### [The exercise]
Without omitting anything, retype the data that follows.

### [Information given]
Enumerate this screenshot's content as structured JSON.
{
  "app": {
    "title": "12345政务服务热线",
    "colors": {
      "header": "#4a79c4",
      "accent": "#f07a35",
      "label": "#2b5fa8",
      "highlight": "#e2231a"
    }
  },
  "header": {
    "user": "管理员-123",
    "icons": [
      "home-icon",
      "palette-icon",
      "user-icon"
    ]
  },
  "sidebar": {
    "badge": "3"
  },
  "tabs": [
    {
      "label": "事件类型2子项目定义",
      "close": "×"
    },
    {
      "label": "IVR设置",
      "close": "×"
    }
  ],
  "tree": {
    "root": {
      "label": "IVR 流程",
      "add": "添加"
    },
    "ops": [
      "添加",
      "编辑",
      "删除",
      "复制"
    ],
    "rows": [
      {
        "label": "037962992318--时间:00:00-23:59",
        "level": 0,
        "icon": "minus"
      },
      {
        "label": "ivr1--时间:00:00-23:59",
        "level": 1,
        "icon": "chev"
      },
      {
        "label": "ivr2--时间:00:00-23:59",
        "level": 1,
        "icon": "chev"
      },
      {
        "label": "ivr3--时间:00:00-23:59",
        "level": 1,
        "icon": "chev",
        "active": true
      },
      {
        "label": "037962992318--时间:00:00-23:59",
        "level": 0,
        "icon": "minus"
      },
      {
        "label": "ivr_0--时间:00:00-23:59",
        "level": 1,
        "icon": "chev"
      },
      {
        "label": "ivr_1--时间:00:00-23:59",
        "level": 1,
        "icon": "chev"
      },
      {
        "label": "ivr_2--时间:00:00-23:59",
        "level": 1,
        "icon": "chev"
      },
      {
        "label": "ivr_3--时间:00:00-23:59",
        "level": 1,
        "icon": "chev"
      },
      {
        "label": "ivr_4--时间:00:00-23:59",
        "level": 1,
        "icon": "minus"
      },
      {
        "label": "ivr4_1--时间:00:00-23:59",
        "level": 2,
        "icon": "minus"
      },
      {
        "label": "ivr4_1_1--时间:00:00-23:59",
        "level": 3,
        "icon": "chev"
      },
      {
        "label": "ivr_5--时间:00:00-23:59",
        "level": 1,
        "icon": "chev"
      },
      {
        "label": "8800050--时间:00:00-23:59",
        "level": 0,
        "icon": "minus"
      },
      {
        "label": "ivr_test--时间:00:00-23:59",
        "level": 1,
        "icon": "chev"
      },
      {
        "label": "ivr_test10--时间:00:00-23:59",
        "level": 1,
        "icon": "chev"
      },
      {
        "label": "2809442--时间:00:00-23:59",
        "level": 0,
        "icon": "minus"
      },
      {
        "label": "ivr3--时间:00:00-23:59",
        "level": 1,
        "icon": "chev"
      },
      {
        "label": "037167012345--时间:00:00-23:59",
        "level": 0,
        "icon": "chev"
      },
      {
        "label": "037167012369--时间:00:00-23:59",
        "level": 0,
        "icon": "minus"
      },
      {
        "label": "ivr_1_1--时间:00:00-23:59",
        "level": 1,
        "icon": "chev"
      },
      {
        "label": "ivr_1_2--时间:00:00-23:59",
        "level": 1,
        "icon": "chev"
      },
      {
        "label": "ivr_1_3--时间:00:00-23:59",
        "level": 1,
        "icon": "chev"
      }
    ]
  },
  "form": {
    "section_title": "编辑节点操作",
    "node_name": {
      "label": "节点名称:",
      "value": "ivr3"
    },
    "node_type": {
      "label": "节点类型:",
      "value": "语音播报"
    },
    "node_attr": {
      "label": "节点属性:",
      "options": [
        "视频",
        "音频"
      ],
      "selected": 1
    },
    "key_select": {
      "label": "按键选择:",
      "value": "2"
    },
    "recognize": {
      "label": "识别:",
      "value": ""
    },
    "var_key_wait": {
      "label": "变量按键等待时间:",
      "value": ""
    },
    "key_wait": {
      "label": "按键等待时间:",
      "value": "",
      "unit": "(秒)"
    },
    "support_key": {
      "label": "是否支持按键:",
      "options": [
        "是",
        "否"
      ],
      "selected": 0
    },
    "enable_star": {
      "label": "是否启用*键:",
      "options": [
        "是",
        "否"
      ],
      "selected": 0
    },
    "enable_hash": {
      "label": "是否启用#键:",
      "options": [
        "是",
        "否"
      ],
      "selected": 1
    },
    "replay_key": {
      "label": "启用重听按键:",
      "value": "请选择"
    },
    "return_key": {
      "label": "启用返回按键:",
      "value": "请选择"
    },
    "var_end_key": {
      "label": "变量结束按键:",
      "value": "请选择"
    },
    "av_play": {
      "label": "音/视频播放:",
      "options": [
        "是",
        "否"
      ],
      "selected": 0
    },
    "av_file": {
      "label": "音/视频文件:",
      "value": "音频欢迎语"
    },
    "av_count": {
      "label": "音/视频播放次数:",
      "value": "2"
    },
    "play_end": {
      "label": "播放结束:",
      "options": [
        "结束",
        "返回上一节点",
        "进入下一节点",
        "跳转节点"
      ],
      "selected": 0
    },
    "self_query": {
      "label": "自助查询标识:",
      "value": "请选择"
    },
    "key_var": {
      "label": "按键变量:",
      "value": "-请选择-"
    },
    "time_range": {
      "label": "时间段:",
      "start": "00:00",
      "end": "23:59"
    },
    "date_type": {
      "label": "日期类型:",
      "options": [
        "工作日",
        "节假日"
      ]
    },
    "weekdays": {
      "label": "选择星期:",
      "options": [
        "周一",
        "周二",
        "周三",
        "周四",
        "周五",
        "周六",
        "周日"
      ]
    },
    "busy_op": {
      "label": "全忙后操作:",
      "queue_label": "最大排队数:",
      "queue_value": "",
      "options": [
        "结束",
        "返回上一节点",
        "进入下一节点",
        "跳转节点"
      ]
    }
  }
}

### [Task answer]
Enumerate this screenshot's content as structured JSON.
{
  "app": {
    "title": "12345政务服务热线",
    "colors": {
      "header": "#4a79c4",
      "accent": "#f07a35",
      "label": "#2b5fa8",
      "highlight": "#e2231a"
    }
  },
  "header": {
    "user": "管理员-123",
    "icons": [
      "home-icon",
      "palette-icon",
      "user-icon"
    ]
  },
  "sidebar": {
    "badge": "3"
  },
  "tabs": [
    {
      "label": "事件类型2子项目定义",
      "close": "×"
    },
    {
      "label": "IVR设置",
      "close": "×"
    }
  ],
  "tree": {
    "root": {
      "label": "IVR 流程",
      "add": "添加"
    },
    "ops": [
      "添加",
      "编辑",
      "删除",
      "复制"
    ],
    "rows": [
      {
        "label": "037962992318--时间:00:00-23:59",
        "level": 0,
        "icon": "minus"
      },
      {
        "label": "ivr1--时间:00:00-23:59",
        "level": 1,
        "icon": "chev"
      },
      {
        "label": "ivr2--时间:00:00-23:59",
        "level": 1,
        "icon": "chev"
      },
      {
        "label": "ivr3--时间:00:00-23:59",
        "level": 1,
        "icon": "chev",
        "active": true
      },
      {
        "label": "037962992318--时间:00:00-23:59",
        "level": 0,
        "icon": "minus"
      },
      {
        "label": "ivr_0--时间:00:00-23:59",
        "level": 1,
        "icon": "chev"
      },
      {
        "label": "ivr_1--时间:00:00-23:59",
        "level": 1,
        "icon": "chev"
      },
      {
        "label": "ivr_2--时间:00:00-23:59",
        "level": 1,
        "icon": "chev"
      },
      {
        "label": "ivr_3--时间:00:00-23:59",
        "level": 1,
        "icon": "chev"
      },
      {
        "label": "ivr_4--时间:00:00-23:59",
        "level": 1,
        "icon": "minus"
      },
      {
        "label": "ivr4_1--时间:00:00-23:59",
        "level": 2,
        "icon": "minus"
      },
      {
        "label": "ivr4_1_1--时间:00:00-23:59",
        "level": 3,
        "icon": "chev"
      },
      {
        "label": "ivr_5--时间:00:00-23:59",
        "level": 1,
        "icon": "chev"
      },
      {
        "label": "8800050--时间:00:00-23:59",
        "level": 0,
        "icon": "minus"
      },
      {
        "label": "ivr_test--时间:00:00-23:59",
        "level": 1,
        "icon": "chev"
      },
      {
        "label": "ivr_test10--时间:00:00-23:59",
        "level": 1,
        "icon": "chev"
      },
      {
        "label": "2809442--时间:00:00-23:59",
        "level": 0,
        "icon": "minus"
      },
      {
        "label": "ivr3--时间:00:00-23:59",
        "level": 1,
        "icon": "chev"
      },
      {
        "label": "037167012345--时间:00:00-23:59",
        "level": 0,
        "icon": "chev"
      },
      {
        "label": "037167012369--时间:00:00-23:59",
        "level": 0,
        "icon": "minus"
      },
      {
        "label": "ivr_1_1--时间:00:00-23:59",
        "level": 1,
        "icon": "chev"
      },
      {
        "label": "ivr_1_2--时间:00:00-23:59",
        "level": 1,
        "icon": "chev"
      },
      {
        "label": "ivr_1_3--时间:00:00-23:59",
        "level": 1,
        "icon": "chev"
      }
    ]
  },
  "form": {
    "section_title": "编辑节点操作",
    "node_name": {
      "label": "节点名称:",
      "value": "ivr3"
    },
    "node_type": {
      "label": "节点类型:",
      "value": "语音播报"
    },
    "node_attr": {
      "label": "节点属性:",
      "options": [
        "视频",
        "音频"
      ],
      "selected": 1
    },
    "key_select": {
      "label": "按键选择:",
      "value": "2"
    },
    "recognize": {
      "label": "识别:",
      "value": ""
    },
    "var_key_wait": {
      "label": "变量按键等待时间:",
      "value": ""
    },
    "key_wait": {
      "label": "按键等待时间:",
      "value": "",
      "unit": "(秒)"
    },
    "support_key": {
      "label": "是否支持按键:",
      "options": [
        "是",
        "否"
      ],
      "selected": 0
    },
    "enable_star": {
      "label": "是否启用*键:",
      "options": [
        "是",
        "否"
      ],
      "selected": 0
    },
    "enable_hash": {
      "label": "是否启用#键:",
      "options": [
        "是",
        "否"
      ],
      "selected": 1
    },
    "replay_key": {
      "label": "启用重听按键:",
      "value": "请选择"
    },
    "return_key": {
      "label": "启用返回按键:",
      "value": "请选择"
    },
    "var_end_key": {
      "label": "变量结束按键:",
      "value": "请选择"
    },
    "av_play": {
      "label": "音/视频播放:",
      "options": [
        "是",
        "否"
      ],
      "selected": 0
    },
    "av_file": {
      "label": "音/视频文件:",
      "value": "音频欢迎语"
    },
    "av_count": {
      "label": "音/视频播放次数:",
      "value": "2"
    },
    "play_end": {
      "label": "播放结束:",
      "options": [
        "结束",
        "返回上一节点",
        "进入下一节点",
        "跳转节点"
      ],
      "selected": 0
    },
    "self_query": {
      "label": "自助查询标识:",
      "value": "请选择"
    },
    "key_var": {
      "label": "按键变量:",
      "value": "-请选择-"
    },
    "time_range": {
      "label": "时间段:",
      "start": "00:00",
      "end": "23:59"
    },
    "date_type": {
      "label": "日期类型:",
      "options": [
        "工作日",
        "节假日"
      ]
    },
    "weekdays": {
      "label": "选择星期:",
      "options": [
        "周一",
        "周二",
        "周三",
        "周四",
        "周五",
        "周六",
        "周日"
      ]
    },
    "busy_op": {
      "label": "全忙后操作:",
      "queue_label": "最大排队数:",
      "queue_value": "",
      "options": [
        "结束",
        "返回上一节点",
        "进入下一节点",
        "跳转节点"
      ]
    }
  }
}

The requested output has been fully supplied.